_TASK STATEMENT:_ Below are the entries; output exactly the lines from the one containing "Type out the text in this image." through the final line, inclusive.
** Begin **
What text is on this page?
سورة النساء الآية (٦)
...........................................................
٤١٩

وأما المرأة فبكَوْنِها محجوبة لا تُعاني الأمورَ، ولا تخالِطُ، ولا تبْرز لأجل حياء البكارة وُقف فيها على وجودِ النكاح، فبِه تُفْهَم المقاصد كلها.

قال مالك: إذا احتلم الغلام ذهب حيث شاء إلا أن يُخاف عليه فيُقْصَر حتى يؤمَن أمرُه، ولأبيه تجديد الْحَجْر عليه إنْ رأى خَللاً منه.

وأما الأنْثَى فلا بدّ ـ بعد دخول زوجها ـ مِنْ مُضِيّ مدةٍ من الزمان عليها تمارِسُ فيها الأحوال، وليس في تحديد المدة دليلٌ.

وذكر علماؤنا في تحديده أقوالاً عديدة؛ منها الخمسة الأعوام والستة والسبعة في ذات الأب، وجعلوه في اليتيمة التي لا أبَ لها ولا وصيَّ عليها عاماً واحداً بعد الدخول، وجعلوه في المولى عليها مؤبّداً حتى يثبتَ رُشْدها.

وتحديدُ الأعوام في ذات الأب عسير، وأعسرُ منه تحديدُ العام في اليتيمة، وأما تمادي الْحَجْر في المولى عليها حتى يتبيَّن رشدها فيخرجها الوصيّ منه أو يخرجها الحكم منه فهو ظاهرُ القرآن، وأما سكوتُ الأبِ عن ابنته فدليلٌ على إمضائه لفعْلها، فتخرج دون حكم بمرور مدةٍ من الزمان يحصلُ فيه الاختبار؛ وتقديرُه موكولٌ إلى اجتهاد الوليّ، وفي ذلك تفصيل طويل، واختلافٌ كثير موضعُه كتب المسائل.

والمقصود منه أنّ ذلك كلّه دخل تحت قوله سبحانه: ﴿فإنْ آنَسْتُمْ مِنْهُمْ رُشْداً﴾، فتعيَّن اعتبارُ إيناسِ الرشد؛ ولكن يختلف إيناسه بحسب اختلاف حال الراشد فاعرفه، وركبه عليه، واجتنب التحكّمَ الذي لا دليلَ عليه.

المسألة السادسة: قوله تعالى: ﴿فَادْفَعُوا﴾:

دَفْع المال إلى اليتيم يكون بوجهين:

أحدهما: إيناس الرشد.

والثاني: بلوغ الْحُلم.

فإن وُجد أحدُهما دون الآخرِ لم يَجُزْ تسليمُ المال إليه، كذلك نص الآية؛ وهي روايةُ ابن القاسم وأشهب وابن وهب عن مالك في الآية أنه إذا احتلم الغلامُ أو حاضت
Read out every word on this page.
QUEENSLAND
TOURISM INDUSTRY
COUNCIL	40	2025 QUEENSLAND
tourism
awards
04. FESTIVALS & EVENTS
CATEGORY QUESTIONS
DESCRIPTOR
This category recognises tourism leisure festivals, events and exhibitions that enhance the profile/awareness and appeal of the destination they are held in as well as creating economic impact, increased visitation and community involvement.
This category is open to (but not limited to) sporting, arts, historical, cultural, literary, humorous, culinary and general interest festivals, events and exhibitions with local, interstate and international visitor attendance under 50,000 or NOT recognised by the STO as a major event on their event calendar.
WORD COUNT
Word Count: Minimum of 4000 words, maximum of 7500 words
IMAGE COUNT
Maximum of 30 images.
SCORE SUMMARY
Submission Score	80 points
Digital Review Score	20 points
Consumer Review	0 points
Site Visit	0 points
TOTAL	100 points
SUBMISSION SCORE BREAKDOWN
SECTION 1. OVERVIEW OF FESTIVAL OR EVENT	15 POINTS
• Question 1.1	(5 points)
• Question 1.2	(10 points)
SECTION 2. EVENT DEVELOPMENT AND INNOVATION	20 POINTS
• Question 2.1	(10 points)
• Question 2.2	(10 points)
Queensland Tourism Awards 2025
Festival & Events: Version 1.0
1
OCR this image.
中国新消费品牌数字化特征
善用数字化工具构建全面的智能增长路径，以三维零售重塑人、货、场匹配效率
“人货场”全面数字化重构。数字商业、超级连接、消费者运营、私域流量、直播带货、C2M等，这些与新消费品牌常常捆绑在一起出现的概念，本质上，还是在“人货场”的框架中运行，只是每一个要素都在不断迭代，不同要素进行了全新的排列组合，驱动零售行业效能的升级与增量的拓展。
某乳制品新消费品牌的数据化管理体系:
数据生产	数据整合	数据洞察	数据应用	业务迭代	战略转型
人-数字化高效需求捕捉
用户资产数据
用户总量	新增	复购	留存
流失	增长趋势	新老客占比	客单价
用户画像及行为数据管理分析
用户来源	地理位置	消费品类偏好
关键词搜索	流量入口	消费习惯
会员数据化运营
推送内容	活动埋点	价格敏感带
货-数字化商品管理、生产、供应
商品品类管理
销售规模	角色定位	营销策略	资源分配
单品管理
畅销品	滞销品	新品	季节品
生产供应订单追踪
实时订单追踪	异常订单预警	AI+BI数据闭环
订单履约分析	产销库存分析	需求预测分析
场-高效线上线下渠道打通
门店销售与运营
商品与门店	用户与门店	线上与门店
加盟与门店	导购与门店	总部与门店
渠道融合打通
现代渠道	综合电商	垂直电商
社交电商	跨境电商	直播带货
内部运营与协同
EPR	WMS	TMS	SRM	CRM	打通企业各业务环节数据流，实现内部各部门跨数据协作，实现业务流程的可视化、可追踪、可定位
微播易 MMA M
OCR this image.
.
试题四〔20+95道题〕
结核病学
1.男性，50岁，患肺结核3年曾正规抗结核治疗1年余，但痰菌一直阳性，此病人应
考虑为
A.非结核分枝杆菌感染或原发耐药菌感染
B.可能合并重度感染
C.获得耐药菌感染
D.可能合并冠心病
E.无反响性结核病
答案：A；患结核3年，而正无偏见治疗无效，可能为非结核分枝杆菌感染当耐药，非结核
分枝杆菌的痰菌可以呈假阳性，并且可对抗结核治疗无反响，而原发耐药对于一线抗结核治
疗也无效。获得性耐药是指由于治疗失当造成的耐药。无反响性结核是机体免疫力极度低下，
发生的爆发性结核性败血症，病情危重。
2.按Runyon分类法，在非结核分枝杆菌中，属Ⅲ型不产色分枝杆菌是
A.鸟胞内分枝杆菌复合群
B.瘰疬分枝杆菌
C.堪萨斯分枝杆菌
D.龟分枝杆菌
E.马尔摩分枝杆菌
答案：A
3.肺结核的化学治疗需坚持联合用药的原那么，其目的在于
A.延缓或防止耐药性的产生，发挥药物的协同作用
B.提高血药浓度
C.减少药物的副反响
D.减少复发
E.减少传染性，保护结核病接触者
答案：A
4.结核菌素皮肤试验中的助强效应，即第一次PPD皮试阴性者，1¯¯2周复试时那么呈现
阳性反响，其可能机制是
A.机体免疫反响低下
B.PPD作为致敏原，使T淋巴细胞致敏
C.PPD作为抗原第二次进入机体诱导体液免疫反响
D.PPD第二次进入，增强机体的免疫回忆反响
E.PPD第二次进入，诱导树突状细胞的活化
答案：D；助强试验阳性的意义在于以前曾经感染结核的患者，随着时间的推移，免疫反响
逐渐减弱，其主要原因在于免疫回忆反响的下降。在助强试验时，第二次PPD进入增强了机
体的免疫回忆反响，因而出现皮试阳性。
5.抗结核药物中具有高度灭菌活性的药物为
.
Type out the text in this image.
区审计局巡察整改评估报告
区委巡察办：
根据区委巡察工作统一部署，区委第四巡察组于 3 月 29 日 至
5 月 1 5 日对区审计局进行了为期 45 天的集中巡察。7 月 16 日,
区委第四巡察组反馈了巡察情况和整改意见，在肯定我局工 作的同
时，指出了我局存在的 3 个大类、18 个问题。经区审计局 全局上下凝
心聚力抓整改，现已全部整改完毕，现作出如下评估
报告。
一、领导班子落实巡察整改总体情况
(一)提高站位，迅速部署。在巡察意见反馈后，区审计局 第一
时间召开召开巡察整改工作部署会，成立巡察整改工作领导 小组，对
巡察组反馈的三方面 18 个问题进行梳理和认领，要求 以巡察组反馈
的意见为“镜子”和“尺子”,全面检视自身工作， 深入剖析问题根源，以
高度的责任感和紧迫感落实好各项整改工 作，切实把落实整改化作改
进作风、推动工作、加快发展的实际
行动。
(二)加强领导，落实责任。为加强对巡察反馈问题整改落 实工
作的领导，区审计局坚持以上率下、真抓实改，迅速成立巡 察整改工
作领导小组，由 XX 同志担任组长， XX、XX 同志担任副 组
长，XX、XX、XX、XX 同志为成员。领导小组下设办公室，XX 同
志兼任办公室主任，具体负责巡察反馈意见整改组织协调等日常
** End **
_REPLY:_
Type out the text in this image.
区审计局巡察整改评估报告
区委巡察办：
根据区委巡察工作统一部署，区委第四巡察组于 3 月 29 日 至
5 月 1 5 日对区审计局进行了为期 45 天的集中巡察。7 月 16 日,
区委第四巡察组反馈了巡察情况和整改意见，在肯定我局工 作的同
时，指出了我局存在的 3 个大类、18 个问题。经区审计局 全局上下凝
心聚力抓整改，现已全部整改完毕，现作出如下评估
报告。
一、领导班子落实巡察整改总体情况
(一)提高站位，迅速部署。在巡察意见反馈后，区审计局 第一
时间召开召开巡察整改工作部署会，成立巡察整改工作领导 小组，对
巡察组反馈的三方面 18 个问题进行梳理和认领，要求 以巡察组反馈
的意见为“镜子”和“尺子”,全面检视自身工作， 深入剖析问题根源，以
高度的责任感和紧迫感落实好各项整改工 作，切实把落实整改化作改
进作风、推动工作、加快发展的实际
行动。
(二)加强领导，落实责任。为加强对巡察反馈问题整改落 实工
作的领导，区审计局坚持以上率下、真抓实改，迅速成立巡 察整改工
作领导小组，由 XX 同志担任组长， XX、XX 同志担任副 组
长，XX、XX、XX、XX 同志为成员。领导小组下设办公室，XX 同
志兼任办公室主任，具体负责巡察反馈意见整改组织协调等日常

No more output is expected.